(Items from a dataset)

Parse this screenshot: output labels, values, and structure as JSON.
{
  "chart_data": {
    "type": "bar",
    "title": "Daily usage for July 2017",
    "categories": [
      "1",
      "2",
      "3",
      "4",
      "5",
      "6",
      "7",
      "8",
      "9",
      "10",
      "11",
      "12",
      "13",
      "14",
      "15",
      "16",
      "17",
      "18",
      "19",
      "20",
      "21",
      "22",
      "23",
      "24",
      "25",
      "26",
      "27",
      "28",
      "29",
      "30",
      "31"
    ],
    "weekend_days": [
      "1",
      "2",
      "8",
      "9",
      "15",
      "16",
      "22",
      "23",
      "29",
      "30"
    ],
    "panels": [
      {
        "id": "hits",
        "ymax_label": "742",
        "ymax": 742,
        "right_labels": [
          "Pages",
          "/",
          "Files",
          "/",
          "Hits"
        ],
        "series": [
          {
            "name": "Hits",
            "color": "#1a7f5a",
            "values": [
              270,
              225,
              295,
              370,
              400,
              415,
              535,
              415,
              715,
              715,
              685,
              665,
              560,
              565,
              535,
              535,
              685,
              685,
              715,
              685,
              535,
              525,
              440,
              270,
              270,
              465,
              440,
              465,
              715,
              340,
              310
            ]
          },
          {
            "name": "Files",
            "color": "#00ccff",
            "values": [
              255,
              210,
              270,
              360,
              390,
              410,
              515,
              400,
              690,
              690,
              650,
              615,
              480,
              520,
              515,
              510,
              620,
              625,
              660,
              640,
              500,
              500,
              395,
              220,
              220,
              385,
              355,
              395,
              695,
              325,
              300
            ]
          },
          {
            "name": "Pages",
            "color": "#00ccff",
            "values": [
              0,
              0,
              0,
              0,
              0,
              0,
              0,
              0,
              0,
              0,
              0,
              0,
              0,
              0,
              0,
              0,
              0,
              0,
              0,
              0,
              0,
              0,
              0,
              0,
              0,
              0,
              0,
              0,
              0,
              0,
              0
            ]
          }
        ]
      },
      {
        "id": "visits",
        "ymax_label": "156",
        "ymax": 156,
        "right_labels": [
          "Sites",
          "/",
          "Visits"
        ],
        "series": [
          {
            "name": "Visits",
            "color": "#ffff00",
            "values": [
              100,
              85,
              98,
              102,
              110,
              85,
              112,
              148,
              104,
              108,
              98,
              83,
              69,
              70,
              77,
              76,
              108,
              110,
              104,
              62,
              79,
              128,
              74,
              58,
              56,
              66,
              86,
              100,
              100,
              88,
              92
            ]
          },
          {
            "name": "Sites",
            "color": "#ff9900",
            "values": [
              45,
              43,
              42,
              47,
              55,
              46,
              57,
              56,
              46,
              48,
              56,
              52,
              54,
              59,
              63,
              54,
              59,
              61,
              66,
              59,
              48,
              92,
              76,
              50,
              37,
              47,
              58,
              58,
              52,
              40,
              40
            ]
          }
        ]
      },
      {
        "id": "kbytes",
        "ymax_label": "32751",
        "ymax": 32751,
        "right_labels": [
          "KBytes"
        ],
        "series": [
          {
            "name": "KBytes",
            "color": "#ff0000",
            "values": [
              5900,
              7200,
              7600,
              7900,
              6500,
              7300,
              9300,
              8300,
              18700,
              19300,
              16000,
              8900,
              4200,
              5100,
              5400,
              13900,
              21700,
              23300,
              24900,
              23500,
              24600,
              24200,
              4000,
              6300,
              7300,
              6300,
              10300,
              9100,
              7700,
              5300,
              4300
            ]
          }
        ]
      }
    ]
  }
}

WHAT THE TASK ASKS: Output all of the material, please, exactly as it stands.

RESULT OF THIS TASK:
Parse this screenshot: output labels, values, and structure as JSON.
{
  "chart_data": {
    "type": "bar",
    "title": "Daily usage for July 2017",
    "categories": [
      "1",
      "2",
      "3",
      "4",
      "5",
      "6",
      "7",
      "8",
      "9",
      "10",
      "11",
      "12",
      "13",
      "14",
      "15",
      "16",
      "17",
      "18",
      "19",
      "20",
      "21",
      "22",
      "23",
      "24",
      "25",
      "26",
      "27",
      "28",
      "29",
      "30",
      "31"
    ],
    "weekend_days": [
      "1",
      "2",
      "8",
      "9",
      "15",
      "16",
      "22",
      "23",
      "29",
      "30"
    ],
    "panels": [
      {
        "id": "hits",
        "ymax_label": "742",
        "ymax": 742,
        "right_labels": [
          "Pages",
          "/",
          "Files",
          "/",
          "Hits"
        ],
        "series": [
          {
            "name": "Hits",
            "color": "#1a7f5a",
            "values": [
              270,
              225,
              295,
              370,
              400,
              415,
              535,
              415,
              715,
              715,
              685,
              665,
              560,
              565,
              535,
              535,
              685,
              685,
              715,
              685,
              535,
              525,
              440,
              270,
              270,
              465,
              440,
              465,
              715,
              340,
              310
            ]
          },
          {
            "name": "Files",
            "color": "#00ccff",
            "values": [
              255,
              210,
              270,
              360,
              390,
              410,
              515,
              400,
              690,
              690,
              650,
              615,
              480,
              520,
              515,
              510,
              620,
              625,
              660,
              640,
              500,
              500,
              395,
              220,
              220,
              385,
              355,
              395,
              695,
              325,
              300
            ]
          },
          {
            "name": "Pages",
            "color": "#00ccff",
            "values": [
              0,
              0,
              0,
              0,
              0,
              0,
              0,
              0,
              0,
              0,
              0,
              0,
              0,
              0,
              0,
              0,
              0,
              0,
              0,
              0,
              0,
              0,
              0,
              0,
              0,
              0,
              0,
              0,
              0,
              0,
              0
            ]
          }
        ]
      },
      {
        "id": "visits",
        "ymax_label": "156",
        "ymax": 156,
        "right_labels": [
          "Sites",
          "/",
          "Visits"
        ],
        "series": [
          {
            "name": "Visits",
            "color": "#ffff00",
            "values": [
              100,
              85,
              98,
              102,
              110,
              85,
              112,
              148,
              104,
              108,
              98,
              83,
              69,
              70,
              77,
              76,
              108,
              110,
              104,
              62,
              79,
              128,
              74,
              58,
              56,
              66,
              86,
              100,
              100,
              88,
              92
            ]
          },
          {
            "name": "Sites",
            "color": "#ff9900",
            "values": [
              45,
              43,
              42,
              47,
              55,
              46,
              57,
              56,
              46,
              48,
              56,
              52,
              54,
              59,
              63,
              54,
              59,
              61,
              66,
              59,
              48,
              92,
              76,
              50,
              37,
              47,
              58,
              58,
              52,
              40,
              40
            ]
          }
        ]
      },
      {
        "id": "kbytes",
        "ymax_label": "32751",
        "ymax": 32751,
        "right_labels": [
          "KBytes"
        ],
        "series": [
          {
            "name": "KBytes",
            "color": "#ff0000",
            "values": [
              5900,
              7200,
              7600,
              7900,
              6500,
              7300,
              9300,
              8300,
              18700,
              19300,
              16000,
              8900,
              4200,
              5100,
              5400,
              13900,
              21700,
              23300,
              24900,
              23500,
              24600,
              24200,
              4000,
              6300,
              7300,
              6300,
              10300,
              9100,
              7700,
              5300,
              4300
            ]
          }
        ]
      }
    ]
  }
}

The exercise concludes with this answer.